**Prompt:** Scan the entries below and extract each line with the word "DATE" in it.

━━ Records for processing ━━

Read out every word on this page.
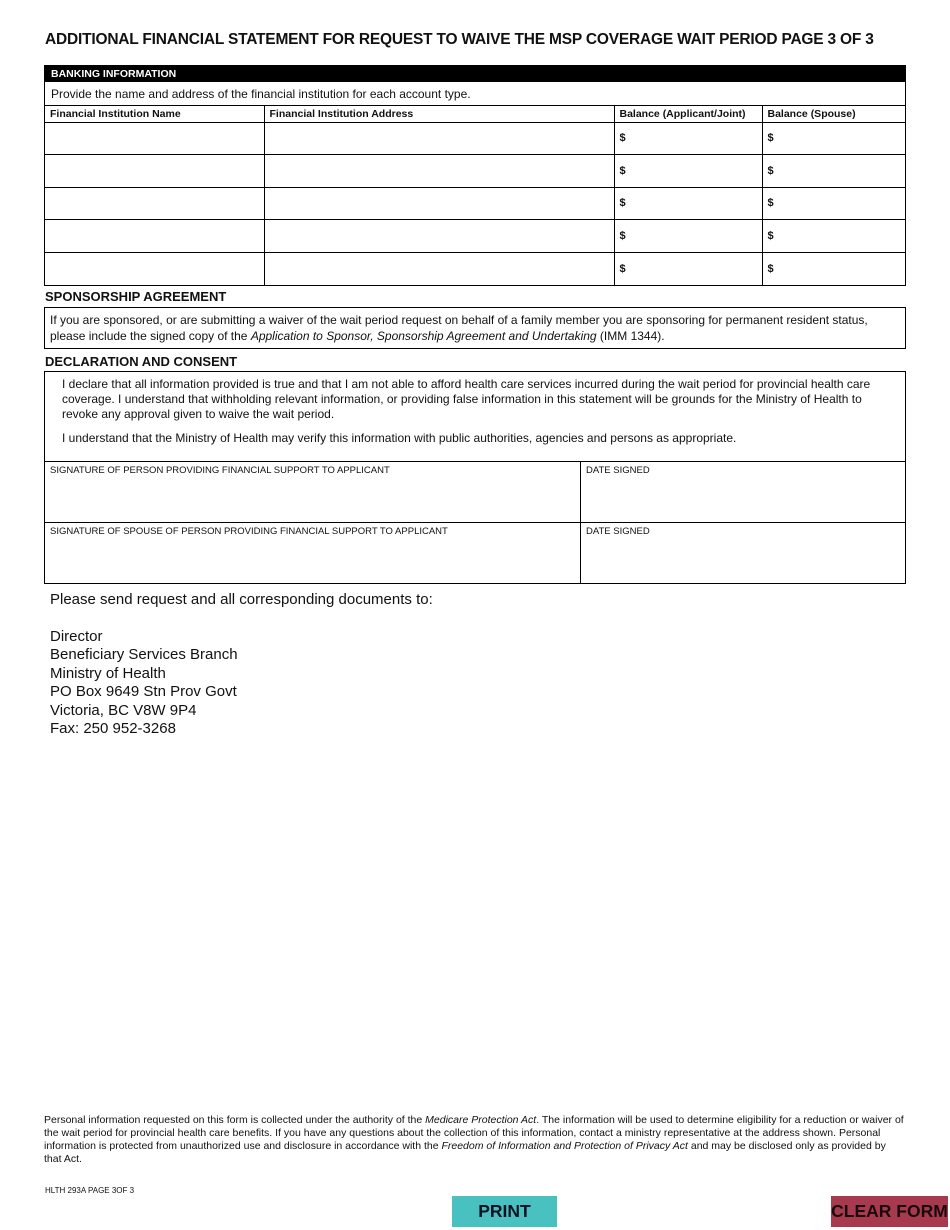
ADDITIONAL FINANCIAL STATEMENT FOR REQUEST TO WAIVE THE MSP COVERAGE WAIT PERIOD PAGE 3 OF 3
BANKING INFORMATION
Provide the name and address of the financial institution for each account type.
Financial Institution Name	Financial Institution Address	Balance (Applicant/Joint)	Balance (Spouse)
		$	$
		$	$
		$	$
		$	$
		$	$
SPONSORSHIP AGREEMENT
If you are sponsored, or are submitting a waiver of the wait period request on behalf of a family member you are sponsoring for permanent resident status, please include the signed copy of the Application to Sponsor, Sponsorship Agreement and Undertaking (IMM 1344).
DECLARATION AND CONSENT

I declare that all information provided is true and that I am not able to afford health care services incurred during the wait period for provincial health care coverage. I understand that withholding relevant information, or providing false information in this statement will be grounds for the Ministry of Health to revoke any approval given to waive the wait period.

I understand that the Ministry of Health may verify this information with public authorities, agencies and persons as appropriate.

SIGNATURE OF PERSON PROVIDING FINANCIAL SUPPORT TO APPLICANT	DATE SIGNED
SIGNATURE OF SPOUSE OF PERSON PROVIDING FINANCIAL SUPPORT TO APPLICANT	DATE SIGNED
Please send request and all corresponding documents to:
Director
Beneficiary Services Branch
Ministry of Health
PO Box 9649 Stn Prov Govt
Victoria, BC V8W 9P4
Fax: 250 952-3268
Personal information requested on this form is collected under the authority of the Medicare Protection Act. The information will be used to determine eligibility for a reduction or waiver of the wait period for provincial health care benefits. If you have any questions about the collection of this information, contact a ministry representative at the address shown. Personal information is protected from unauthorized use and disclosure in accordance with the Freedom of Information and Protection of Privacy Act and may be disclosed only as provided by that Act.
HLTH 293A PAGE 3OF 3
PRINT	CLEAR FORM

━━━

**Result of this task:**
SIGNATURE OF PERSON PROVIDING FINANCIAL SUPPORT TO APPLICANT	DATE SIGNED
SIGNATURE OF SPOUSE OF PERSON PROVIDING FINANCIAL SUPPORT TO APPLICANT	DATE SIGNED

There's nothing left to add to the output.